═════ DATA FOR THIS TASK

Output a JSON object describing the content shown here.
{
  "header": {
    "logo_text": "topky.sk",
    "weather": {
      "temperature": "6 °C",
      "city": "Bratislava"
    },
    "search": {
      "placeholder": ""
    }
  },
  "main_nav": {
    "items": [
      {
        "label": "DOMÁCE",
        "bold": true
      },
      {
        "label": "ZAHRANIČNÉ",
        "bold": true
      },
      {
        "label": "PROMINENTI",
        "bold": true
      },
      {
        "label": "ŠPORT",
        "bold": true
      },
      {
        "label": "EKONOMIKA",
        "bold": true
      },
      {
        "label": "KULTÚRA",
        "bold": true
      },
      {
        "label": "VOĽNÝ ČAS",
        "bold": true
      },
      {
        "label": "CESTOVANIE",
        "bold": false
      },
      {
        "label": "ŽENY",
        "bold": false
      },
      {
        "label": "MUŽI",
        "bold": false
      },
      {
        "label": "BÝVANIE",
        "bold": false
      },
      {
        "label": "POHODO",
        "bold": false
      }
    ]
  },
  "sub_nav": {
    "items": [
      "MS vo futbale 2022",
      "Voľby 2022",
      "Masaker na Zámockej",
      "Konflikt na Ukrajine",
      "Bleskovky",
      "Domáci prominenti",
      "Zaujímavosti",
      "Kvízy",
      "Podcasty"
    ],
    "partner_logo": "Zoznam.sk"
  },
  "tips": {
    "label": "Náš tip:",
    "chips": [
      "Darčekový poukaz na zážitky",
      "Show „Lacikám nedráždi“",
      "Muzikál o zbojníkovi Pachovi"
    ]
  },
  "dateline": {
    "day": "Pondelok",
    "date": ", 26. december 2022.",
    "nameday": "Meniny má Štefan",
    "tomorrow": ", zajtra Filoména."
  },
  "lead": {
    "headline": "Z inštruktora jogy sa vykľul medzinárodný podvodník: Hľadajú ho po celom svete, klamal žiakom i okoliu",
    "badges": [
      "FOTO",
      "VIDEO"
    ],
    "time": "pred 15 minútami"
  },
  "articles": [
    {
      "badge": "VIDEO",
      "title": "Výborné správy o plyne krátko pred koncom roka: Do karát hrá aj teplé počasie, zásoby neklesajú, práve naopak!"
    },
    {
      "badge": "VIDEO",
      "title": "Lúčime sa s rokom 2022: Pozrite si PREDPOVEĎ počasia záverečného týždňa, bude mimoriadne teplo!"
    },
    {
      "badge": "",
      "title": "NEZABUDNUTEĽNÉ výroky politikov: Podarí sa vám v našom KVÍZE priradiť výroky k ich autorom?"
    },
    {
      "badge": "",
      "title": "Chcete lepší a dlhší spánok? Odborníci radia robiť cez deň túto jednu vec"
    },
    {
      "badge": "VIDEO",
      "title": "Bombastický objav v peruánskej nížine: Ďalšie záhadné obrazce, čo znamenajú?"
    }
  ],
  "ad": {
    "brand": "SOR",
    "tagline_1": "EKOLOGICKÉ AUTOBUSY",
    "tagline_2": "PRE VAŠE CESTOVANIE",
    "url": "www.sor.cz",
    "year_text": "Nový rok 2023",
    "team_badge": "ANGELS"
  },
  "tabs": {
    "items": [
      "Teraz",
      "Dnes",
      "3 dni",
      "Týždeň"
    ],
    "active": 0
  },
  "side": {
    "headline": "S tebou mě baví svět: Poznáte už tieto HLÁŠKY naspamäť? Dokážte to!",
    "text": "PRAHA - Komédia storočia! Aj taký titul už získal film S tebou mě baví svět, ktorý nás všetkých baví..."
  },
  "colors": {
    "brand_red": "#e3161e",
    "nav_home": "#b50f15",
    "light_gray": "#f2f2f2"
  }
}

══════════

# DIRECTION
Go through the entries and repeat each one exactly.

# FULL SOLUTION
Output a JSON object describing the content shown here.
{
  "header": {
    "logo_text": "topky.sk",
    "weather": {
      "temperature": "6 °C",
      "city": "Bratislava"
    },
    "search": {
      "placeholder": ""
    }
  },
  "main_nav": {
    "items": [
      {
        "label": "DOMÁCE",
        "bold": true
      },
      {
        "label": "ZAHRANIČNÉ",
        "bold": true
      },
      {
        "label": "PROMINENTI",
        "bold": true
      },
      {
        "label": "ŠPORT",
        "bold": true
      },
      {
        "label": "EKONOMIKA",
        "bold": true
      },
      {
        "label": "KULTÚRA",
        "bold": true
      },
      {
        "label": "VOĽNÝ ČAS",
        "bold": true
      },
      {
        "label": "CESTOVANIE",
        "bold": false
      },
      {
        "label": "ŽENY",
        "bold": false
      },
      {
        "label": "MUŽI",
        "bold": false
      },
      {
        "label": "BÝVANIE",
        "bold": false
      },
      {
        "label": "POHODO",
        "bold": false
      }
    ]
  },
  "sub_nav": {
    "items": [
      "MS vo futbale 2022",
      "Voľby 2022",
      "Masaker na Zámockej",
      "Konflikt na Ukrajine",
      "Bleskovky",
      "Domáci prominenti",
      "Zaujímavosti",
      "Kvízy",
      "Podcasty"
    ],
    "partner_logo": "Zoznam.sk"
  },
  "tips": {
    "label": "Náš tip:",
    "chips": [
      "Darčekový poukaz na zážitky",
      "Show „Lacikám nedráždi“",
      "Muzikál o zbojníkovi Pachovi"
    ]
  },
  "dateline": {
    "day": "Pondelok",
    "date": ", 26. december 2022.",
    "nameday": "Meniny má Štefan",
    "tomorrow": ", zajtra Filoména."
  },
  "lead": {
    "headline": "Z inštruktora jogy sa vykľul medzinárodný podvodník: Hľadajú ho po celom svete, klamal žiakom i okoliu",
    "badges": [
      "FOTO",
      "VIDEO"
    ],
    "time": "pred 15 minútami"
  },
  "articles": [
    {
      "badge": "VIDEO",
      "title": "Výborné správy o plyne krátko pred koncom roka: Do karát hrá aj teplé počasie, zásoby neklesajú, práve naopak!"
    },
    {
      "badge": "VIDEO",
      "title": "Lúčime sa s rokom 2022: Pozrite si PREDPOVEĎ počasia záverečného týždňa, bude mimoriadne teplo!"
    },
    {
      "badge": "",
      "title": "NEZABUDNUTEĽNÉ výroky politikov: Podarí sa vám v našom KVÍZE priradiť výroky k ich autorom?"
    },
    {
      "badge": "",
      "title": "Chcete lepší a dlhší spánok? Odborníci radia robiť cez deň túto jednu vec"
    },
    {
      "badge": "VIDEO",
      "title": "Bombastický objav v peruánskej nížine: Ďalšie záhadné obrazce, čo znamenajú?"
    }
  ],
  "ad": {
    "brand": "SOR",
    "tagline_1": "EKOLOGICKÉ AUTOBUSY",
    "tagline_2": "PRE VAŠE CESTOVANIE",
    "url": "www.sor.cz",
    "year_text": "Nový rok 2023",
    "team_badge": "ANGELS"
  },
  "tabs": {
    "items": [
      "Teraz",
      "Dnes",
      "3 dni",
      "Týždeň"
    ],
    "active": 0
  },
  "side": {
    "headline": "S tebou mě baví svět: Poznáte už tieto HLÁŠKY naspamäť? Dokážte to!",
    "text": "PRAHA - Komédia storočia! Aj taký titul už získal film S tebou mě baví svět, ktorý nás všetkých baví..."
  },
  "colors": {
    "brand_red": "#e3161e",
    "nav_home": "#b50f15",
    "light_gray": "#f2f2f2"
  }
}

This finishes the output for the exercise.